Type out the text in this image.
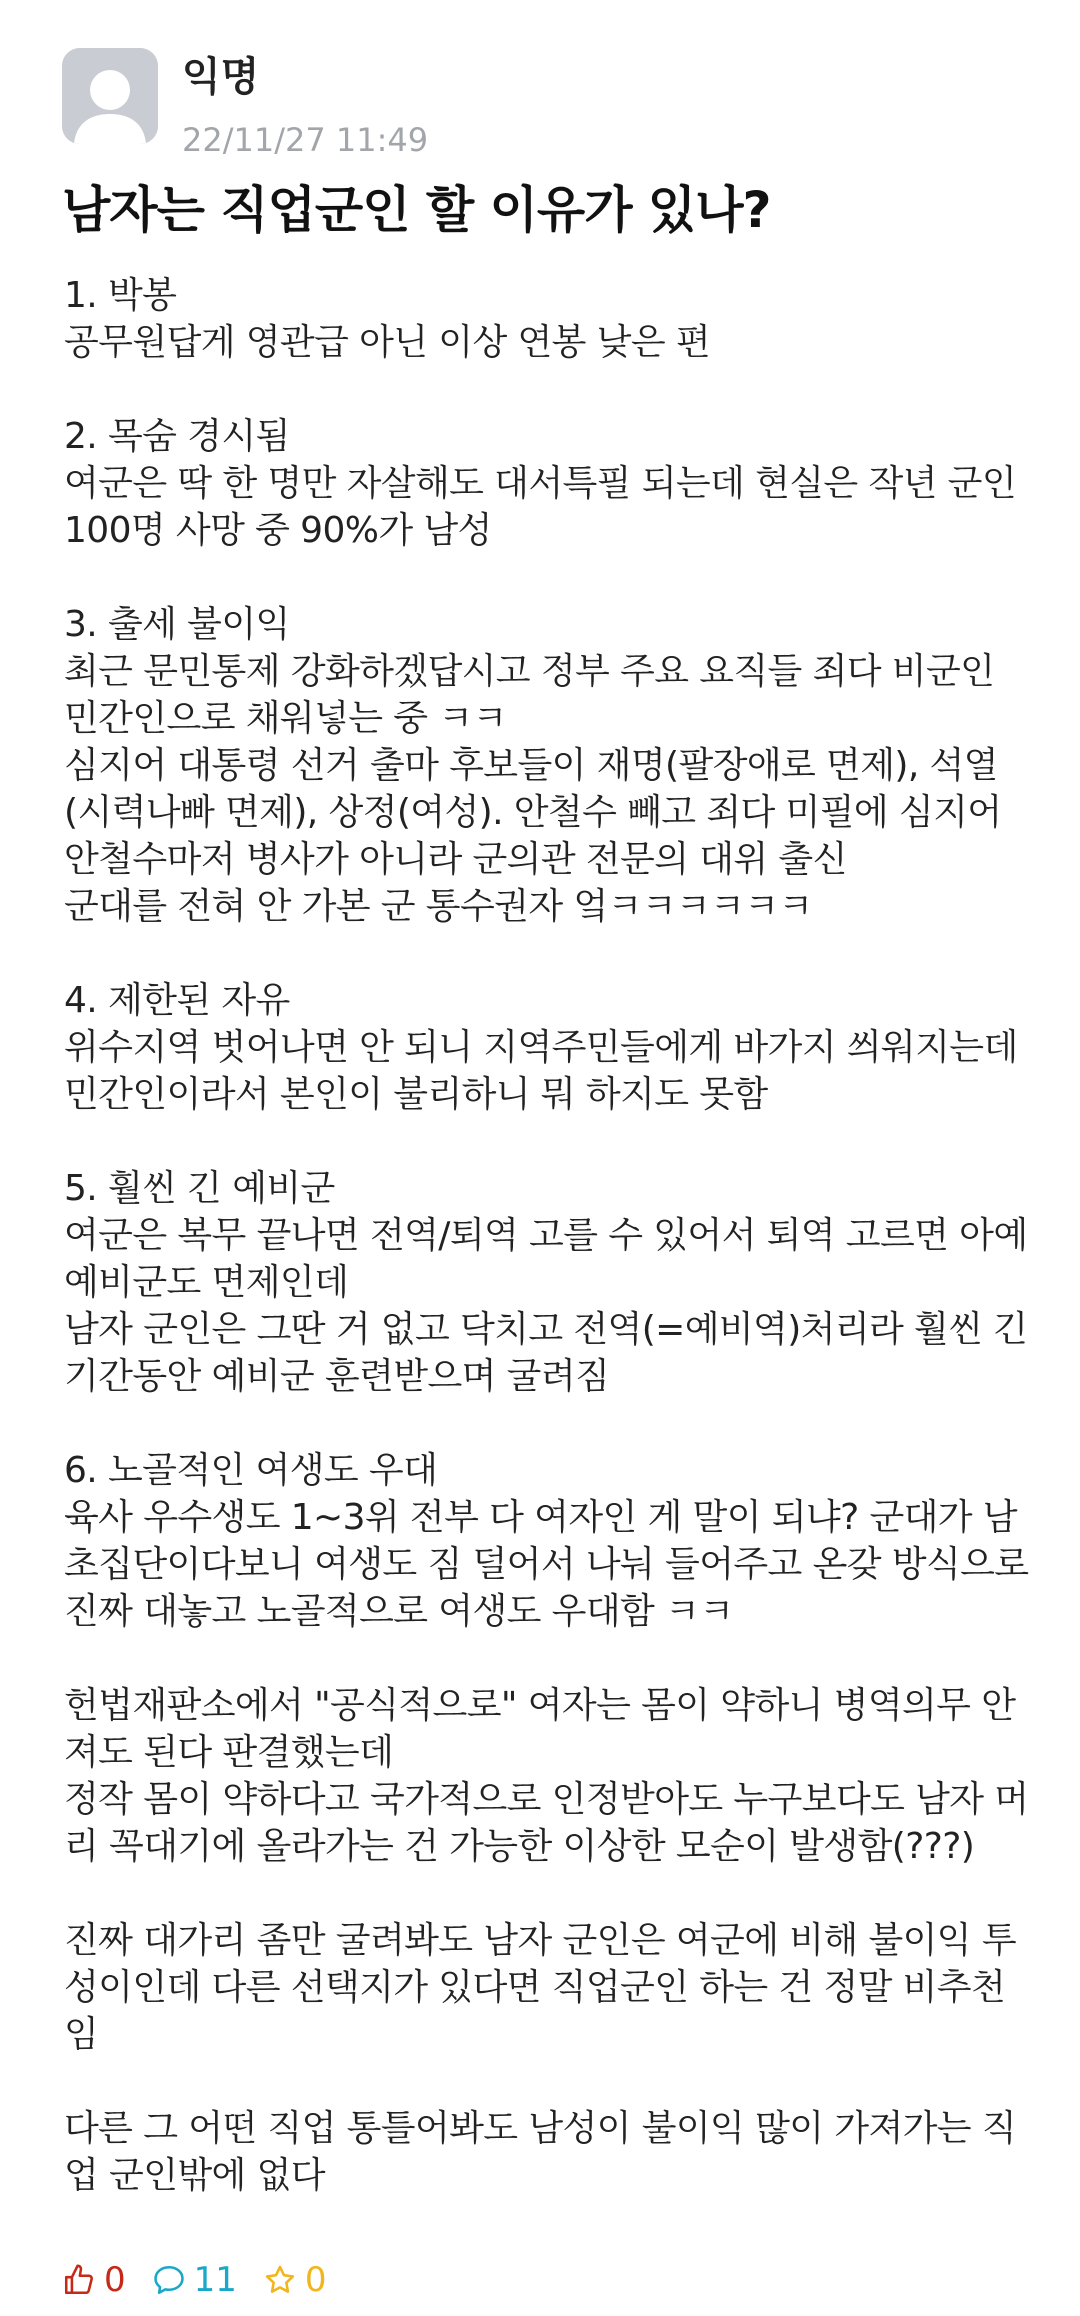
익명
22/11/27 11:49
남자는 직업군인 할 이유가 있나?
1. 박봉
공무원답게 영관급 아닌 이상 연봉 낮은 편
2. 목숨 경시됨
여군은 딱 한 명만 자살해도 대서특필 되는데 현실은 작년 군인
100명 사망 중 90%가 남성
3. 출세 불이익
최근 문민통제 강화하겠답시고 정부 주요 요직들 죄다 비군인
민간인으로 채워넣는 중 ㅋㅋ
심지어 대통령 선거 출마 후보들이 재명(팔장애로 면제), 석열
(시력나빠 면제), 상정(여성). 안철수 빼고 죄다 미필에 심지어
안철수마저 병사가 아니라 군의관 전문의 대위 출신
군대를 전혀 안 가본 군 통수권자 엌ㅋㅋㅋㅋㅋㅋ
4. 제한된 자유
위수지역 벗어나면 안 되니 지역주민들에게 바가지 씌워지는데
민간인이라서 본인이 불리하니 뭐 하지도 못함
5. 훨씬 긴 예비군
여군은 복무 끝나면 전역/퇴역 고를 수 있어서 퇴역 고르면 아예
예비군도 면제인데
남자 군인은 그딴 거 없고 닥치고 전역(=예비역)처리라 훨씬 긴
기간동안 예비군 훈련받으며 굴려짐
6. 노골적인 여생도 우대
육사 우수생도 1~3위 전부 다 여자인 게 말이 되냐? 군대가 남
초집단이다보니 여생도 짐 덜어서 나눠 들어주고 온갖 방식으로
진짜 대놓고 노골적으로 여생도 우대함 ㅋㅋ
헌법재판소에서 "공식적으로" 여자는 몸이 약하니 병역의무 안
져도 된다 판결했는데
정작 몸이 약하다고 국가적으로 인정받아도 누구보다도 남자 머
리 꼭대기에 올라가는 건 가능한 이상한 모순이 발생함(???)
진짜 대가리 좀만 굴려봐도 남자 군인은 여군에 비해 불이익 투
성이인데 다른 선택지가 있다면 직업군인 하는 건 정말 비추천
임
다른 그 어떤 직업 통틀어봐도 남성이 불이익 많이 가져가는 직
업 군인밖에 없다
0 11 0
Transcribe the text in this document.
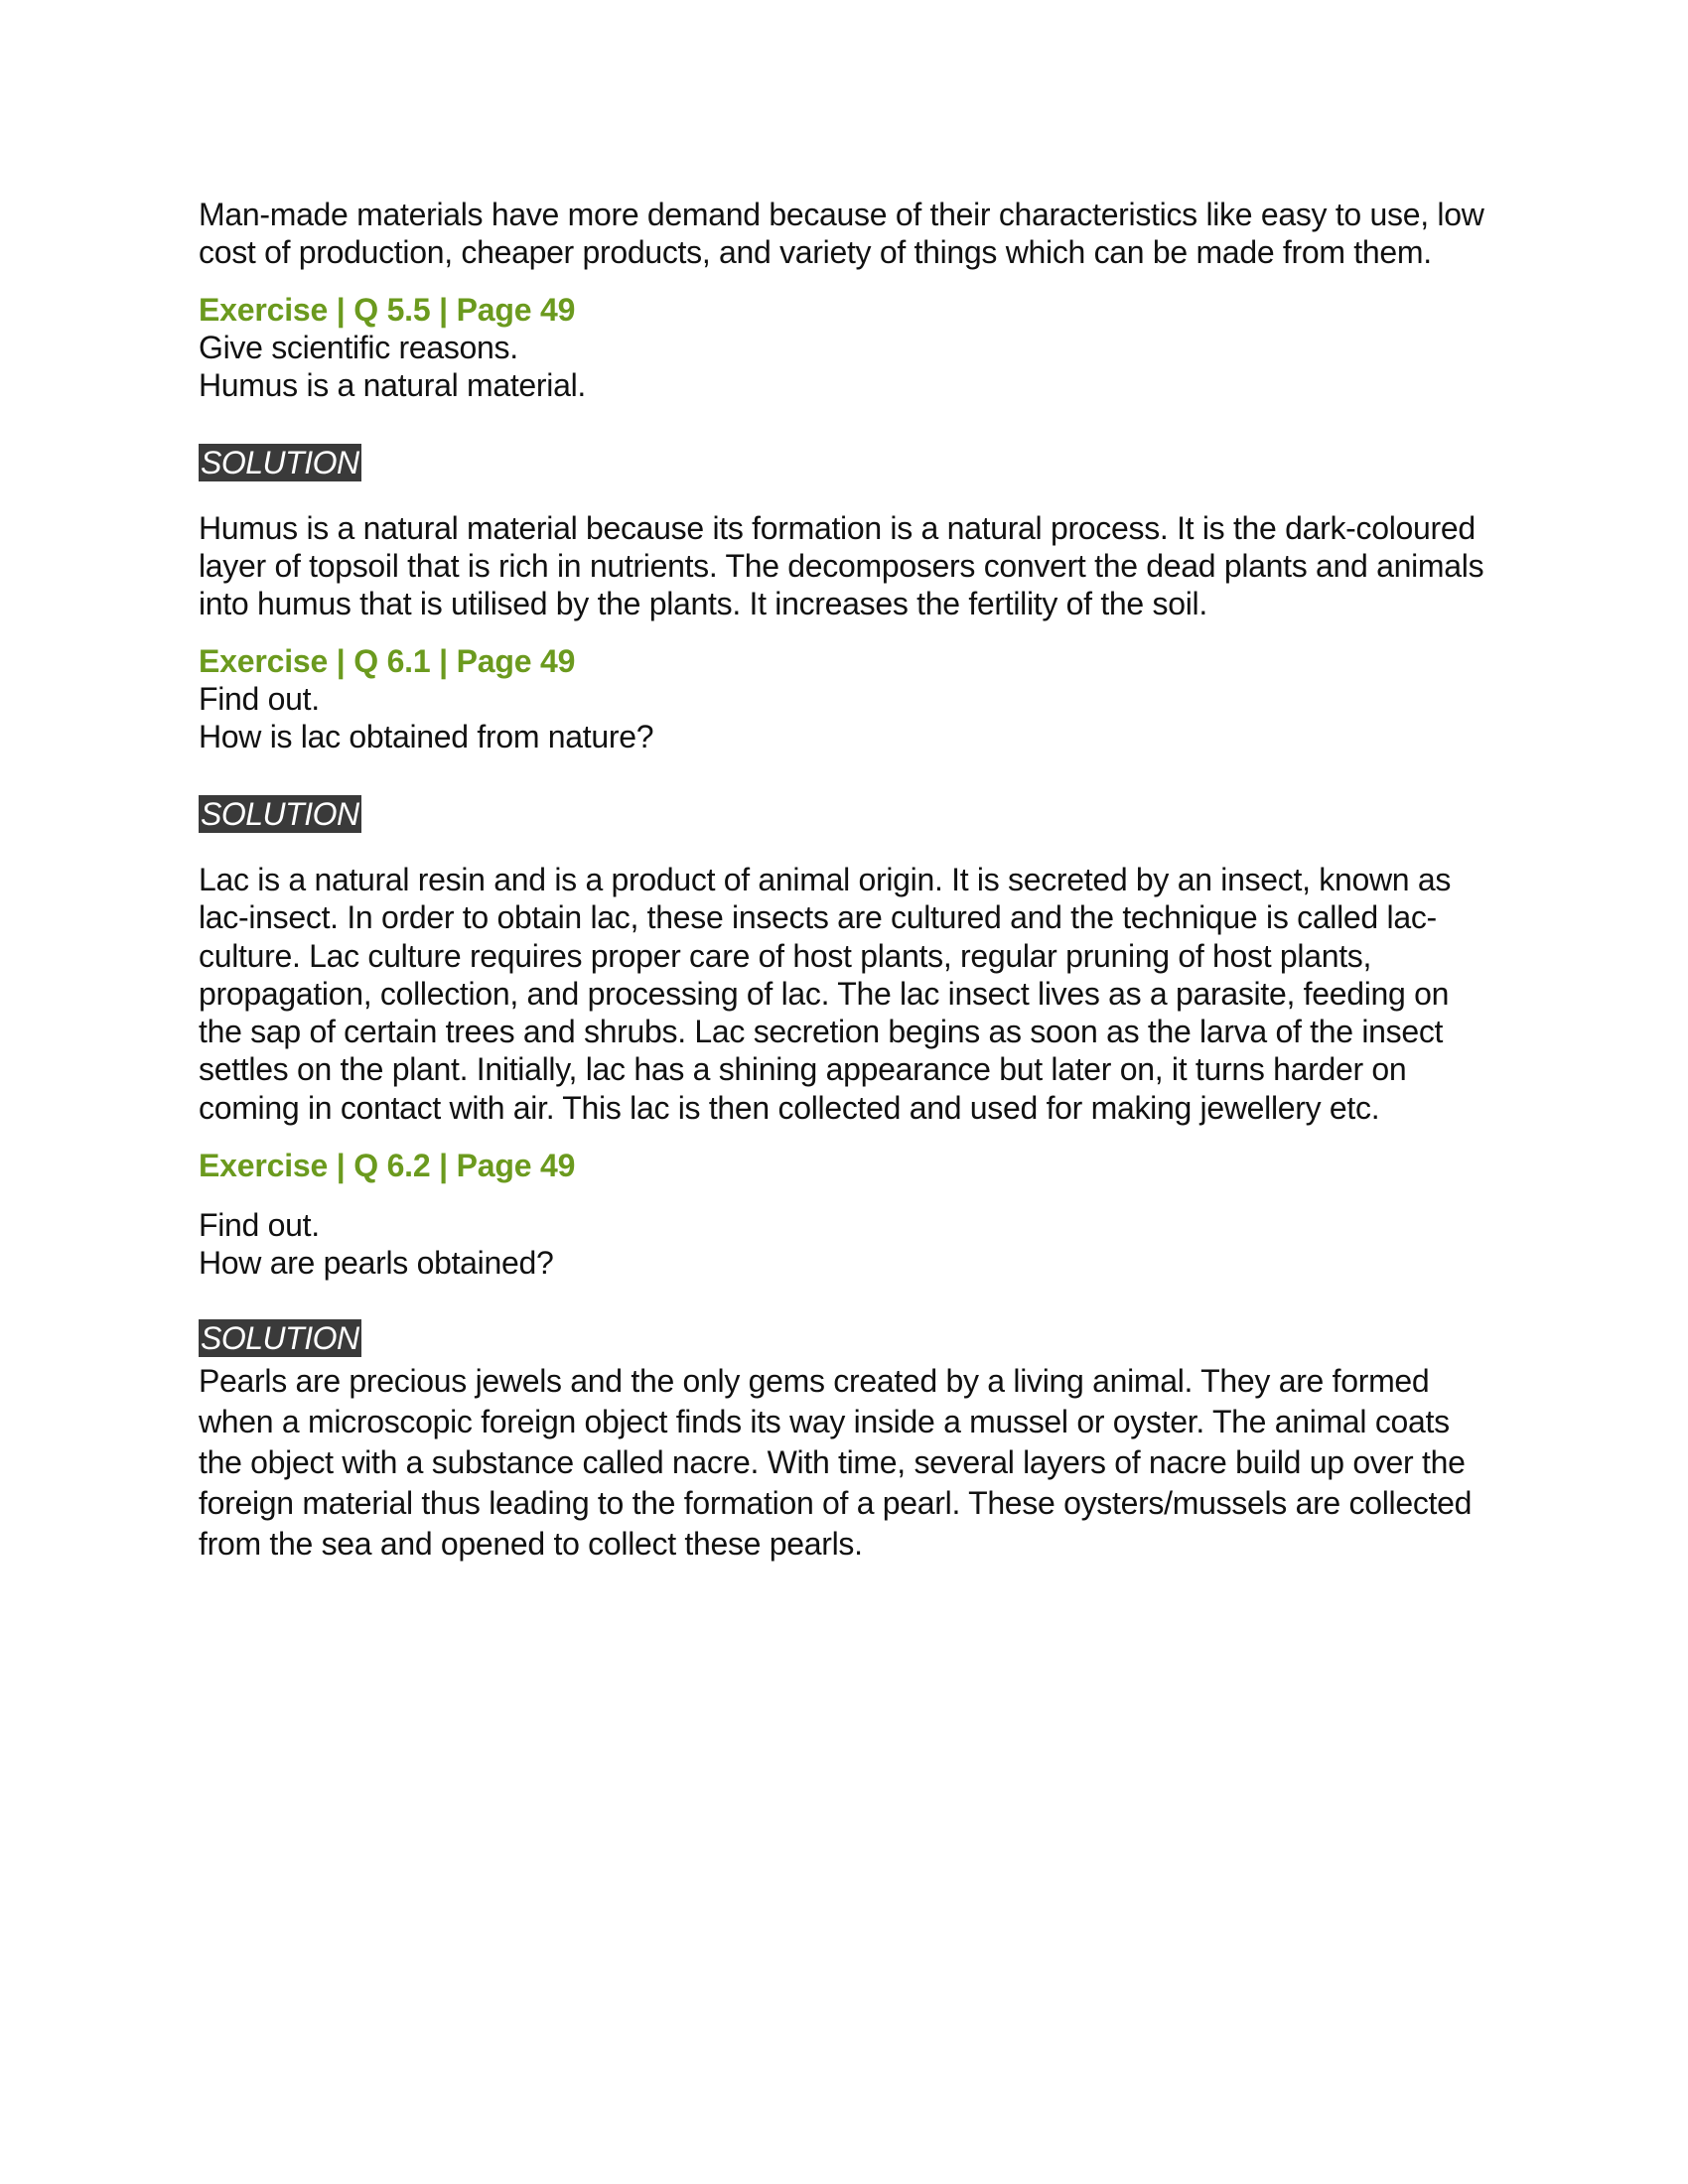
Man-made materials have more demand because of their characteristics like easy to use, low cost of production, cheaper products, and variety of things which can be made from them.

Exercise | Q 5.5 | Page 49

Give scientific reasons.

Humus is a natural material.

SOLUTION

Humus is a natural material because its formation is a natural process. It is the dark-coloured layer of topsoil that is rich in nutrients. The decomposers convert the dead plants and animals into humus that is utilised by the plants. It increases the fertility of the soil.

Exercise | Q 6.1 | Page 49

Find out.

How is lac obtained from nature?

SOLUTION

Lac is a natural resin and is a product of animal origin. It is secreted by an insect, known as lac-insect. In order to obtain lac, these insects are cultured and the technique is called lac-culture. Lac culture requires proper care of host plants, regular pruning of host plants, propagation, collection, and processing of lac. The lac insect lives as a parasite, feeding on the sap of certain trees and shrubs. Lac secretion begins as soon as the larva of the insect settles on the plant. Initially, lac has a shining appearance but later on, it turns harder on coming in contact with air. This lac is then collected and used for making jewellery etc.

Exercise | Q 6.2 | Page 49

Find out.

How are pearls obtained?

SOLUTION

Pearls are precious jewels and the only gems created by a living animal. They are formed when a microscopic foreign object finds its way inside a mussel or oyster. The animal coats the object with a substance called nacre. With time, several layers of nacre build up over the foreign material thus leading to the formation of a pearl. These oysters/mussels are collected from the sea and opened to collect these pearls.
--- --- ---
**WHAT YOU HAVE TO DO:** Reproduce the full listing faithfully, but do not carry over any pictures.

**TASK RESPONSE:**
Type out the text in this image.
익명
22/11/27 11:49
남자는 직업군인 할 이유가 있나?
1. 박봉
공무원답게 영관급 아닌 이상 연봉 낮은 편
2. 목숨 경시됨
여군은 딱 한 명만 자살해도 대서특필 되는데 현실은 작년 군인
100명 사망 중 90%가 남성
3. 출세 불이익
최근 문민통제 강화하겠답시고 정부 주요 요직들 죄다 비군인
민간인으로 채워넣는 중 ㅋㅋ
심지어 대통령 선거 출마 후보들이 재명(팔장애로 면제), 석열
(시력나빠 면제), 상정(여성). 안철수 빼고 죄다 미필에 심지어
안철수마저 병사가 아니라 군의관 전문의 대위 출신
군대를 전혀 안 가본 군 통수권자 엌ㅋㅋㅋㅋㅋㅋ
4. 제한된 자유
위수지역 벗어나면 안 되니 지역주민들에게 바가지 씌워지는데
민간인이라서 본인이 불리하니 뭐 하지도 못함
5. 훨씬 긴 예비군
여군은 복무 끝나면 전역/퇴역 고를 수 있어서 퇴역 고르면 아예
예비군도 면제인데
남자 군인은 그딴 거 없고 닥치고 전역(=예비역)처리라 훨씬 긴
기간동안 예비군 훈련받으며 굴려짐
6. 노골적인 여생도 우대
육사 우수생도 1~3위 전부 다 여자인 게 말이 되냐? 군대가 남
초집단이다보니 여생도 짐 덜어서 나눠 들어주고 온갖 방식으로
진짜 대놓고 노골적으로 여생도 우대함 ㅋㅋ
헌법재판소에서 "공식적으로" 여자는 몸이 약하니 병역의무 안
져도 된다 판결했는데
정작 몸이 약하다고 국가적으로 인정받아도 누구보다도 남자 머
리 꼭대기에 올라가는 건 가능한 이상한 모순이 발생함(???)
진짜 대가리 좀만 굴려봐도 남자 군인은 여군에 비해 불이익 투
성이인데 다른 선택지가 있다면 직업군인 하는 건 정말 비추천
임
다른 그 어떤 직업 통틀어봐도 남성이 불이익 많이 가져가는 직
업 군인밖에 없다
0 11 0
Transcribe the text in this document.
Man-made materials have more demand because of their characteristics like easy to use, low cost of production, cheaper products, and variety of things which can be made from them.

Exercise | Q 5.5 | Page 49

Give scientific reasons.

Humus is a natural material.

SOLUTION

Humus is a natural material because its formation is a natural process. It is the dark-coloured layer of topsoil that is rich in nutrients. The decomposers convert the dead plants and animals into humus that is utilised by the plants. It increases the fertility of the soil.

Exercise | Q 6.1 | Page 49

Find out.

How is lac obtained from nature?

SOLUTION

Lac is a natural resin and is a product of animal origin. It is secreted by an insect, known as lac-insect. In order to obtain lac, these insects are cultured and the technique is called lac-culture. Lac culture requires proper care of host plants, regular pruning of host plants, propagation, collection, and processing of lac. The lac insect lives as a parasite, feeding on the sap of certain trees and shrubs. Lac secretion begins as soon as the larva of the insect settles on the plant. Initially, lac has a shining appearance but later on, it turns harder on coming in contact with air. This lac is then collected and used for making jewellery etc.

Exercise | Q 6.2 | Page 49

Find out.

How are pearls obtained?

SOLUTION

Pearls are precious jewels and the only gems created by a living animal. They are formed when a microscopic foreign object finds its way inside a mussel or oyster. The animal coats the object with a substance called nacre. With time, several layers of nacre build up over the foreign material thus leading to the formation of a pearl. These oysters/mussels are collected from the sea and opened to collect these pearls.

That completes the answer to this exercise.